> [DATA PROVIDED]:
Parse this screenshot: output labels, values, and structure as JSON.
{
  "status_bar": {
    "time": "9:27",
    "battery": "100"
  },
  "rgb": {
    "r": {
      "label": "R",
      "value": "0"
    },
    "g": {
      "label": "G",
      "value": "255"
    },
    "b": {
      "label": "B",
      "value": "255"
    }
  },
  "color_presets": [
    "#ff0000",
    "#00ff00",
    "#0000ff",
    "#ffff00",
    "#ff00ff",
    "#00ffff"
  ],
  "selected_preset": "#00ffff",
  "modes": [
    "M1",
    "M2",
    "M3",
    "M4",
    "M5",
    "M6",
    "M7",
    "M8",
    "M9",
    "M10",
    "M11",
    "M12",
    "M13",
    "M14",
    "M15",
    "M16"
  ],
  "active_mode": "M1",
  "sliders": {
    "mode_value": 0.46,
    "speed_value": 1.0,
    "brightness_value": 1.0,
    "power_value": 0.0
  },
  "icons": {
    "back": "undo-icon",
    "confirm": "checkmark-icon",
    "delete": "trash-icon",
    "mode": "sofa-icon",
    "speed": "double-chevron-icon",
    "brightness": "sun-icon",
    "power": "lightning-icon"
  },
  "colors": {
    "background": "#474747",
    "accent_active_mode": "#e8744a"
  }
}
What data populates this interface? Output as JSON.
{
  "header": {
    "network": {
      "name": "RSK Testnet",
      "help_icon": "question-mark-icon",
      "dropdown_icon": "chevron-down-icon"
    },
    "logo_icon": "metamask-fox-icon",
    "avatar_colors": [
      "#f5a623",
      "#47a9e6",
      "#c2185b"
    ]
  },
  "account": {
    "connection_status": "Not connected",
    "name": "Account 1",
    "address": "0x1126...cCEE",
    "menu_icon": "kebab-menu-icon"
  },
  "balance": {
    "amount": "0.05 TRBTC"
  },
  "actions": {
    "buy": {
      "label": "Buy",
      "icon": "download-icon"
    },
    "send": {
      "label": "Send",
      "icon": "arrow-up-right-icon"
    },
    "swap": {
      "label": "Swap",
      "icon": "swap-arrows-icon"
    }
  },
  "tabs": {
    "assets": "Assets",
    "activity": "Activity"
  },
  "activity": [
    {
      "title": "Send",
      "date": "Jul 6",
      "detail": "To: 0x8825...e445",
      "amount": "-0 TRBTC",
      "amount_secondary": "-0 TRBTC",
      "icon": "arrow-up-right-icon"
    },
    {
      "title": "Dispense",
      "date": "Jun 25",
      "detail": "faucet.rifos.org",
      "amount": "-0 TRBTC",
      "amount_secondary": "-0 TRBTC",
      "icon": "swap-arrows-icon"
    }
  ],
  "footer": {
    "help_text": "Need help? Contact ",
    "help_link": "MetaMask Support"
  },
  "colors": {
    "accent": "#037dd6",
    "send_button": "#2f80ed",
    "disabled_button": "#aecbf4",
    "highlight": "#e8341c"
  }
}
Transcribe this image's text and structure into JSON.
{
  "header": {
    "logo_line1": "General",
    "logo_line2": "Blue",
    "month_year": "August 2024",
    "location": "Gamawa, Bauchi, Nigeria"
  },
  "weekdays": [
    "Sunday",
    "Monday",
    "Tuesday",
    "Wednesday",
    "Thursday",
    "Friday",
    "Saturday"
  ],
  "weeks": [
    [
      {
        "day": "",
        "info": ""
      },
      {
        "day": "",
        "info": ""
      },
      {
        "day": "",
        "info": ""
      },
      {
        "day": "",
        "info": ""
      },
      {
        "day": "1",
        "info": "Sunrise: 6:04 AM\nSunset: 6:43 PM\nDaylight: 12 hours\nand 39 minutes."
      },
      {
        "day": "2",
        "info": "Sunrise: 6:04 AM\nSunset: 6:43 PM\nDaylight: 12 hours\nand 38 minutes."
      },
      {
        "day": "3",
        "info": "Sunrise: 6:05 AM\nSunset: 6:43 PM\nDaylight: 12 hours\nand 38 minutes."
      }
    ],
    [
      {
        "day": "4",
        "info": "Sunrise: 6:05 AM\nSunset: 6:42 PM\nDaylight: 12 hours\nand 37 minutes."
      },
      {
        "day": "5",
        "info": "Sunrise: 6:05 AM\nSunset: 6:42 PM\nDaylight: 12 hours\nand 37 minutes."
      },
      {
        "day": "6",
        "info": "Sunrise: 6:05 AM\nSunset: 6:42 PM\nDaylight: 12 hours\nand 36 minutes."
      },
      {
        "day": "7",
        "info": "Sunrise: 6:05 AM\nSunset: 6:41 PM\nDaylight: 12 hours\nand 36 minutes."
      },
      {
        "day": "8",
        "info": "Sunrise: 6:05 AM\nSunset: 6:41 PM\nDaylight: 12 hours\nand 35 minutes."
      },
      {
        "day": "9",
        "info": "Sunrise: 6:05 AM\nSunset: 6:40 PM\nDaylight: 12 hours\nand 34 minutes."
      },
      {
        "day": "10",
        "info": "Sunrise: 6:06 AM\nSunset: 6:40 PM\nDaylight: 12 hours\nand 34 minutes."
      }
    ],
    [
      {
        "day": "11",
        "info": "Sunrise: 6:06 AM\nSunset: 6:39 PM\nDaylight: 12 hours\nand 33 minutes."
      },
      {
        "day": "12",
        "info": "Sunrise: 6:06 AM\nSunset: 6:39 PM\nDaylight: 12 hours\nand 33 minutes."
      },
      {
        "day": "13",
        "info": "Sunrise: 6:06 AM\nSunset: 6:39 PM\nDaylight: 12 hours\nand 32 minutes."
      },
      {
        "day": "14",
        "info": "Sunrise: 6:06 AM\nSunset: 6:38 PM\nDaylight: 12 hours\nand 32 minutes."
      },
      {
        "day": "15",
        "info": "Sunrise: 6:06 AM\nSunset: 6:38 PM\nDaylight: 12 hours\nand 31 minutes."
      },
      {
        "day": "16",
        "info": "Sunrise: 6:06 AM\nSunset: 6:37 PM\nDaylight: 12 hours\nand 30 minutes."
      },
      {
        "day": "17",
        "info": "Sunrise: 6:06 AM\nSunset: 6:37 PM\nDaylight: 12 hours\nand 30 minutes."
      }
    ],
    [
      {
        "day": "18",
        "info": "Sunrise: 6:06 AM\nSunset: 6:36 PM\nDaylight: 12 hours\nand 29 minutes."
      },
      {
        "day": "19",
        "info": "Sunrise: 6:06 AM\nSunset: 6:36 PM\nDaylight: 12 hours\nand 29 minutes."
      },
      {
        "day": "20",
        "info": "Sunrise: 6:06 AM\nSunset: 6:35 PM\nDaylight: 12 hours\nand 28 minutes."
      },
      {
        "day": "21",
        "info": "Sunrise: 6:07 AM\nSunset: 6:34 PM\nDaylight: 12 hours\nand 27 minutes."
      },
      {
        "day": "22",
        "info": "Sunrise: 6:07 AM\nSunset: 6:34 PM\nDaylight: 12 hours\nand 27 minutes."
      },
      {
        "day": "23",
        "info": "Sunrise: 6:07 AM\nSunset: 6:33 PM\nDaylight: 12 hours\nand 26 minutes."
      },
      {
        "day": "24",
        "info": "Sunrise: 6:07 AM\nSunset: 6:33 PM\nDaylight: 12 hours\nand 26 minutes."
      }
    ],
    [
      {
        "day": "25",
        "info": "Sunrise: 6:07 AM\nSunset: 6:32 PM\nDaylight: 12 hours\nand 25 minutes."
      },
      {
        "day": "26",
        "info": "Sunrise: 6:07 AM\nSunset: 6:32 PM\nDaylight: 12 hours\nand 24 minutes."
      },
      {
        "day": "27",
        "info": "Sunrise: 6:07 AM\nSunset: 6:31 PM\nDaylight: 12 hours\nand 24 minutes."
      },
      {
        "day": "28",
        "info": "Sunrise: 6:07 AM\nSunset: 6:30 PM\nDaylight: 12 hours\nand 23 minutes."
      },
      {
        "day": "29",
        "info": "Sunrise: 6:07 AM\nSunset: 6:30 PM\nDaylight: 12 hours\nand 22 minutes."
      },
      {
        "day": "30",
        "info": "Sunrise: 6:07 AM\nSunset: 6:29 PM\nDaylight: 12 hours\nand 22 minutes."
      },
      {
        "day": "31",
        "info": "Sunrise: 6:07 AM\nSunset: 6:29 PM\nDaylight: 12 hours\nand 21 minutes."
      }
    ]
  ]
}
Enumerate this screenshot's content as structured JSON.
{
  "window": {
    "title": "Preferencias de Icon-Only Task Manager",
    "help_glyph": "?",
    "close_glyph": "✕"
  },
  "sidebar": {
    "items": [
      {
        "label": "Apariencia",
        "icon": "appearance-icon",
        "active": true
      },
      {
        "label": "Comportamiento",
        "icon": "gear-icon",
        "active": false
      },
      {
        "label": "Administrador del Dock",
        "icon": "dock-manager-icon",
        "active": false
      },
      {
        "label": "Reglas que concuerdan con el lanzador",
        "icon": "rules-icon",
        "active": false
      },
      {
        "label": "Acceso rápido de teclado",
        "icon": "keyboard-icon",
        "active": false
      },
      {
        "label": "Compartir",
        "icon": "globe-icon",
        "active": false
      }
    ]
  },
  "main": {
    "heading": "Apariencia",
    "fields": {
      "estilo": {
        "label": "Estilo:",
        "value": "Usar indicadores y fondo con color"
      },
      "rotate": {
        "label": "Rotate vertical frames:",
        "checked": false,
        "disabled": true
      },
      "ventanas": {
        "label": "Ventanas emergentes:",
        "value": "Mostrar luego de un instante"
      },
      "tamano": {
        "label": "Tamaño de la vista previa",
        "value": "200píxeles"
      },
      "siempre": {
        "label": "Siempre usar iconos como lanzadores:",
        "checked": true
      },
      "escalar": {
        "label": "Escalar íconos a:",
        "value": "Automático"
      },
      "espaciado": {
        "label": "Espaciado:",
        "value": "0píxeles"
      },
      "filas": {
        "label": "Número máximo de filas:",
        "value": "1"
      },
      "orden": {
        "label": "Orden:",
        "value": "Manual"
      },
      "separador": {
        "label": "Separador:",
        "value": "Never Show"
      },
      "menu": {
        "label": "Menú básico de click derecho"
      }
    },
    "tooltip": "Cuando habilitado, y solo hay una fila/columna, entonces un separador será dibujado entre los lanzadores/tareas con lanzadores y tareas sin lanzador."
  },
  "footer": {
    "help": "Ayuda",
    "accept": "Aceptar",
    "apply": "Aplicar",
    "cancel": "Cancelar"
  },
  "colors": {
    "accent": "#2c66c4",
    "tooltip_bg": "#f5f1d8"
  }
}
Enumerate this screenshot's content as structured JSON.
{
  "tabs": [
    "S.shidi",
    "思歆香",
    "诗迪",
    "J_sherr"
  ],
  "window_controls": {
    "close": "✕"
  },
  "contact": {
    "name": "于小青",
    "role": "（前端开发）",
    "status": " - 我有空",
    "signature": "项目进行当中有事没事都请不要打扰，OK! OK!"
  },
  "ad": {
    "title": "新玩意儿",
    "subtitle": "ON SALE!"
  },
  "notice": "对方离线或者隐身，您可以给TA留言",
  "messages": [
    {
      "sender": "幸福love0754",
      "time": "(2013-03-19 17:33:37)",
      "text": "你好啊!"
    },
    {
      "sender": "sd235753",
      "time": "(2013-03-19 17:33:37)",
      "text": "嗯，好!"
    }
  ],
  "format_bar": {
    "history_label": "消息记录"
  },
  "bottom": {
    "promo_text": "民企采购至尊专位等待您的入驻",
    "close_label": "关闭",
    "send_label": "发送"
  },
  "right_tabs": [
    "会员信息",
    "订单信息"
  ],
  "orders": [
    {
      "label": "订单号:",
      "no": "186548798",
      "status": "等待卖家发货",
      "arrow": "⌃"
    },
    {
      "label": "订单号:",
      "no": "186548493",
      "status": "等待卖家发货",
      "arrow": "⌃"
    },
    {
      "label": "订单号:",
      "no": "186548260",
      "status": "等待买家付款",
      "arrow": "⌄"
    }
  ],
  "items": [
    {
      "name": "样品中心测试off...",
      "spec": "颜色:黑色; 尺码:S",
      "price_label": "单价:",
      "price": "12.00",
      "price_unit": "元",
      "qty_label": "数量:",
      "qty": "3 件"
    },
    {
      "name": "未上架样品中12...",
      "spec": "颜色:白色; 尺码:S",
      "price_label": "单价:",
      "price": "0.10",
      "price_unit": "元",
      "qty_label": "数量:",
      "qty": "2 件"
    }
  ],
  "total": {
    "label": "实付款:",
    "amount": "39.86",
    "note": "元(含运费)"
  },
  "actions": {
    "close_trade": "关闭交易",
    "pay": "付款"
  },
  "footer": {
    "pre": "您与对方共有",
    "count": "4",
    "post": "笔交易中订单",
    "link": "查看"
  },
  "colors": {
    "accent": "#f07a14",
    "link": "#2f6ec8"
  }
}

> [INSTRUCTIONS TO FOLLOW]: Which lines hold the word "lanzadores"? Copy each of them from the records.

> [WRITTEN SOLUTION]:
        "label": "Siempre usar iconos como lanzadores:",
    "tooltip": "Cuando habilitado, y solo hay una fila/columna, entonces un separador será dibujado entre los lanzadores/tareas con lanzadores y tareas sin lanzador."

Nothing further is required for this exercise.